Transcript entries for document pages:
· · · ·

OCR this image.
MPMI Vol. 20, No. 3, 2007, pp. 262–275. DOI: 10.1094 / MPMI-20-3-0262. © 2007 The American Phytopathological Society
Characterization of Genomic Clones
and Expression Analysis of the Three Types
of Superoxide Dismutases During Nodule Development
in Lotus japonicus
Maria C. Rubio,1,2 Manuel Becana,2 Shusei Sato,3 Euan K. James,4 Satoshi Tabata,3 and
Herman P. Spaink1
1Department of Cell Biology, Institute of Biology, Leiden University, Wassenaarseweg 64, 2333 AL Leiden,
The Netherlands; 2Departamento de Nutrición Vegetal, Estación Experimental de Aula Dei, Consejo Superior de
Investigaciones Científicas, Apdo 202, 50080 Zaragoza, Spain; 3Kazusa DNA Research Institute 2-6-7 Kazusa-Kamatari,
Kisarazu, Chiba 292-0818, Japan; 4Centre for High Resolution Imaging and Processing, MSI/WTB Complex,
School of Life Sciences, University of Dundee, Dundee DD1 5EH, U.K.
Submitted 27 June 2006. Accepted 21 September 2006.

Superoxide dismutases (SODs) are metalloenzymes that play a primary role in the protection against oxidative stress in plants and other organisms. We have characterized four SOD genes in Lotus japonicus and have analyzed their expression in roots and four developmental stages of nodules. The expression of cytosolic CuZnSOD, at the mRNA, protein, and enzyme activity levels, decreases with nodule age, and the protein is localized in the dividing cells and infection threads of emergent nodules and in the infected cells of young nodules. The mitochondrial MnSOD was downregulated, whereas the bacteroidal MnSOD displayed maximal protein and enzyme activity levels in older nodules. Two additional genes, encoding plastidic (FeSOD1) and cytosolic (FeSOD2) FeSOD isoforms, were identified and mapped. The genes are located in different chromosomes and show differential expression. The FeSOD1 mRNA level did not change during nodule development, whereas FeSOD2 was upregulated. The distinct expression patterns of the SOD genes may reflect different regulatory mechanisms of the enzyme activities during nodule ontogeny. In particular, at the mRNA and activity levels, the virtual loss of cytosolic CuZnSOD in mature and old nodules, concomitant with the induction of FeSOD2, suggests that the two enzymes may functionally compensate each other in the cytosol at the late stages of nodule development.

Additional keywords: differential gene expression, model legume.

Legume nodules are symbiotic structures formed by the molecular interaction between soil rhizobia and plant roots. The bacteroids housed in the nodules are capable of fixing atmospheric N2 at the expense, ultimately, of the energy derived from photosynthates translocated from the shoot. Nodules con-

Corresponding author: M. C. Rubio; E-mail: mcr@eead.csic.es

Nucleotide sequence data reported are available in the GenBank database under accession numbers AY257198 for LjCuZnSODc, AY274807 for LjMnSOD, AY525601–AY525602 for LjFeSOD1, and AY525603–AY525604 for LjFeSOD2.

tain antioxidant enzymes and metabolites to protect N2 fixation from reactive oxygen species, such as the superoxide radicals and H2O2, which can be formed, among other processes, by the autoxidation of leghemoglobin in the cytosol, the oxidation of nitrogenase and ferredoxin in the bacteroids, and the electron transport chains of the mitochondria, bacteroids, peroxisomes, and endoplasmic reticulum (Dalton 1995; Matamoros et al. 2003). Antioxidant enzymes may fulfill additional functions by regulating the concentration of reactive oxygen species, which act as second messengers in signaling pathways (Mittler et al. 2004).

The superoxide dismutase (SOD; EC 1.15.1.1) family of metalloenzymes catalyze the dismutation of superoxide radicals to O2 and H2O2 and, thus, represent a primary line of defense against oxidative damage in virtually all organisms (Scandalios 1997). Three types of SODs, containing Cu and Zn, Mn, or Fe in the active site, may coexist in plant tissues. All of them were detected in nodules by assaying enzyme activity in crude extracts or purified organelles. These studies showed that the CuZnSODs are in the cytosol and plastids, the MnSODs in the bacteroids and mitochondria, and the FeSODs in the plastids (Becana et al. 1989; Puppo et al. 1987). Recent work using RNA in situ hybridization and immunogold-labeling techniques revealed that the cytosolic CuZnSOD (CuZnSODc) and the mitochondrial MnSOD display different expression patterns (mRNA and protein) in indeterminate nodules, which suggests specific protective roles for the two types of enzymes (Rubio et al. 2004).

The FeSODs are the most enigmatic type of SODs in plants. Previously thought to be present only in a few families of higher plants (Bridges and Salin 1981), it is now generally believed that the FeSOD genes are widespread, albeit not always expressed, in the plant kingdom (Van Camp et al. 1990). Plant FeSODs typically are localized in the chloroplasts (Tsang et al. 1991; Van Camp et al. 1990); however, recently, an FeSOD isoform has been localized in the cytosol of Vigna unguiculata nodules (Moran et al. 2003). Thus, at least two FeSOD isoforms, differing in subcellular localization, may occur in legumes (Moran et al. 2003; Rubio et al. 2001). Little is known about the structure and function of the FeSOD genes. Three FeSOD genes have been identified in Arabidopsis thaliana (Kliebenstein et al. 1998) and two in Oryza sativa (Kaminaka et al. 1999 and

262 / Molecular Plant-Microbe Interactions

· · · ·

__What to produce__
All lines above with "Becana" in them should be returned.

__Answer box__
Maria C. Rubio,1,2 Manuel Becana,2 Shusei Sato,3 Euan K. James,4 Satoshi Tabata,3 and
The superoxide dismutase (SOD; EC 1.15.1.1) family of metalloenzymes catalyze the dismutation of superoxide radicals to O2 and H2O2 and, thus, represent a primary line of defense against oxidative damage in virtually all organisms (Scandalios 1997). Three types of SODs, containing Cu and Zn, Mn, or Fe in the active site, may coexist in plant tissues. All of them were detected in nodules by assaying enzyme activity in crude extracts or purified organelles. These studies showed that the CuZnSODs are in the cytosol and plastids, the MnSODs in the bacteroids and mitochondria, and the FeSODs in the plastids (Becana et al. 1989; Puppo et al. 1987). Recent work using RNA in situ hybridization and immunogold-labeling techniques revealed that the cytosolic CuZnSOD (CuZnSODc) and the mitochondrial MnSOD display different expression patterns (mRNA and protein) in indeterminate nodules, which suggests specific protective roles for the two types of enzymes (Rubio et al. 2004).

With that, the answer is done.